Work out how many lines of the listing hold the string "JSON", then answer with that number and nothing else.
══ DATASET ROWS
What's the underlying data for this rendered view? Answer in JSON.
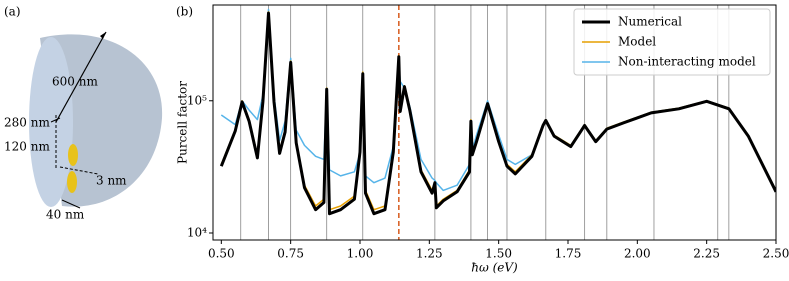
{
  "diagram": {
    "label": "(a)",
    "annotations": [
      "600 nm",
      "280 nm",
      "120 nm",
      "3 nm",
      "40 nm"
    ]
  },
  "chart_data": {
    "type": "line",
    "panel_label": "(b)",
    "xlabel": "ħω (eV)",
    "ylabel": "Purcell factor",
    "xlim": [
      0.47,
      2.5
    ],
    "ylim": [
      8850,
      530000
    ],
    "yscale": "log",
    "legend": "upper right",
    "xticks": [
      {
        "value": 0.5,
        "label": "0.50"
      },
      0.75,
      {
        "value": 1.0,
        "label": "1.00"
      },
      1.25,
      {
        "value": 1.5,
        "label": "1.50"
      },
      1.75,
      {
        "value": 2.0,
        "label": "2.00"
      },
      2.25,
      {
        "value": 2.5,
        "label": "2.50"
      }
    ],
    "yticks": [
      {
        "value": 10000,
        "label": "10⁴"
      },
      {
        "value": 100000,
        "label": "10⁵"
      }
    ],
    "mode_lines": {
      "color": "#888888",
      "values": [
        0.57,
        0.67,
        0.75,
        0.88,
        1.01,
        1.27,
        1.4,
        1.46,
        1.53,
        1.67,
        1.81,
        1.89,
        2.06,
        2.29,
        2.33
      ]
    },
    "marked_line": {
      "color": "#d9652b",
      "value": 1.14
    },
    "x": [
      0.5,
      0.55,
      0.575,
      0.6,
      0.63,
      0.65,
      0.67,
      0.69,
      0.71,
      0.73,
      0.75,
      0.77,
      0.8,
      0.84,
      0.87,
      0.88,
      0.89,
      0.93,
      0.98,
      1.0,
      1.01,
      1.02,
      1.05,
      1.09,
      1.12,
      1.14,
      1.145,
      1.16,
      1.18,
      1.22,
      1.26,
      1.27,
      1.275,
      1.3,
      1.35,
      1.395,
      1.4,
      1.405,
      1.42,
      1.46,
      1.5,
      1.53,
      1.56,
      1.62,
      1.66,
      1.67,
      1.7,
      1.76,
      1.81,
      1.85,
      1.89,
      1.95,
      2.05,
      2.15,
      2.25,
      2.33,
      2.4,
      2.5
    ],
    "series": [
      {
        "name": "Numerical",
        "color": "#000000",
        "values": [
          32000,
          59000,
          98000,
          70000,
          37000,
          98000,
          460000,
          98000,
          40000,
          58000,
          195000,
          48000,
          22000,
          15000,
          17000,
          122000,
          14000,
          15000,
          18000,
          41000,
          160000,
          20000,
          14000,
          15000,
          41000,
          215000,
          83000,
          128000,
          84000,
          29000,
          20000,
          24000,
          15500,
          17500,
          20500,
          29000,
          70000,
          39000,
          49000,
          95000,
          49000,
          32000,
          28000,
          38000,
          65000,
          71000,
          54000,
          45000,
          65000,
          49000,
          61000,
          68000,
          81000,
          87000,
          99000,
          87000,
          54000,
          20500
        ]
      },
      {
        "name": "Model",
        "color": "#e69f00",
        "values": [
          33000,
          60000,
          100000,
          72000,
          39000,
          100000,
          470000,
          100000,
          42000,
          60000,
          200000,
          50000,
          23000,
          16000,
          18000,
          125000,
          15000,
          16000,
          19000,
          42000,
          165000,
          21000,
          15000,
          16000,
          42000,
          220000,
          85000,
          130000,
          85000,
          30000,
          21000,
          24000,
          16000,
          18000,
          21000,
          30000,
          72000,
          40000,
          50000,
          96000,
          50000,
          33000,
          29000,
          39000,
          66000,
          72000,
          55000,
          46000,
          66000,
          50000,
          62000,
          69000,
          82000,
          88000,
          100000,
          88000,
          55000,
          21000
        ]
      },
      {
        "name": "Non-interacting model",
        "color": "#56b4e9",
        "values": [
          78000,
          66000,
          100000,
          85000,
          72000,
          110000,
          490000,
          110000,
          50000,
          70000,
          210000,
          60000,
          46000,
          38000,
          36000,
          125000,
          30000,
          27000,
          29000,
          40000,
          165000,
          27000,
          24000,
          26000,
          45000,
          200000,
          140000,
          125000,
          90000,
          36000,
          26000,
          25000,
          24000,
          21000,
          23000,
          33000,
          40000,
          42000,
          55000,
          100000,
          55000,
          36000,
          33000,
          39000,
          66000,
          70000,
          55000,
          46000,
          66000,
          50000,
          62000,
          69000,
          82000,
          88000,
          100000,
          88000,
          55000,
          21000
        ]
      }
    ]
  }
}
════
══ DATASET ROWS
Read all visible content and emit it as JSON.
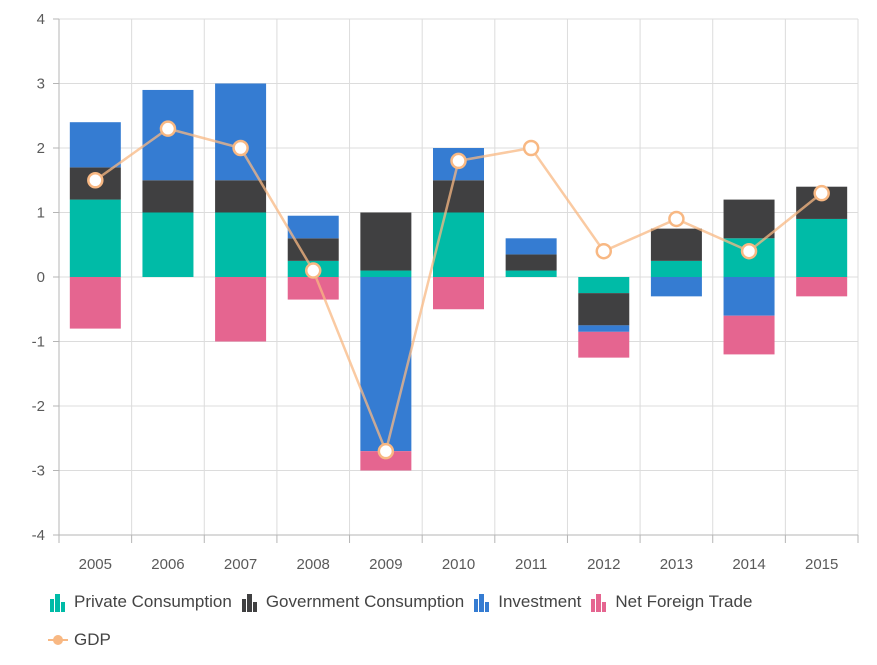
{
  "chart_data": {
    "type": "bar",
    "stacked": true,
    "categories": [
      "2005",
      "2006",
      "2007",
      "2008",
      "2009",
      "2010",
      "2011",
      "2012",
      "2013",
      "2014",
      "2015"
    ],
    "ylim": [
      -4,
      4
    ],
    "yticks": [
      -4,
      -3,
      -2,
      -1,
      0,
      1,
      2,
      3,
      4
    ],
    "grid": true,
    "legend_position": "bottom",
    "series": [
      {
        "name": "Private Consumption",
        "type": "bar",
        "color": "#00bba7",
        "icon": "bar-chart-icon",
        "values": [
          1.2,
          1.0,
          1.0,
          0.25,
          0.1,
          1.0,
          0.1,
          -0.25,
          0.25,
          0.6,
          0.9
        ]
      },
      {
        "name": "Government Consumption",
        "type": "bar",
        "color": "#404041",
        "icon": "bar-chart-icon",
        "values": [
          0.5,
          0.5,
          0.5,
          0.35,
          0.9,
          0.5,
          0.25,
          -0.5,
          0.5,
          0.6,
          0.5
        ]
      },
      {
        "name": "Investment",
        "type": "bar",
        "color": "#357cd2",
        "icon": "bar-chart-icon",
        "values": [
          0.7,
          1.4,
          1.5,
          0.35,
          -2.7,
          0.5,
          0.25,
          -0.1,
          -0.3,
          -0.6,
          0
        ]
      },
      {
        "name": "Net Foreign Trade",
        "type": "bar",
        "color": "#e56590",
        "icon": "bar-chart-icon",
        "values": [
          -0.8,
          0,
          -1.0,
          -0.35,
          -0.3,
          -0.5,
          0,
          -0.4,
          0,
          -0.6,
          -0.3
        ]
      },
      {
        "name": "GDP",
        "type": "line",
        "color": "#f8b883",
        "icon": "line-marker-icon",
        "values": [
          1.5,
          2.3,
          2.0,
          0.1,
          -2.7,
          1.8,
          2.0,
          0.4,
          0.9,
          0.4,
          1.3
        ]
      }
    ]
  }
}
════
== TASK RESPONSE ==
2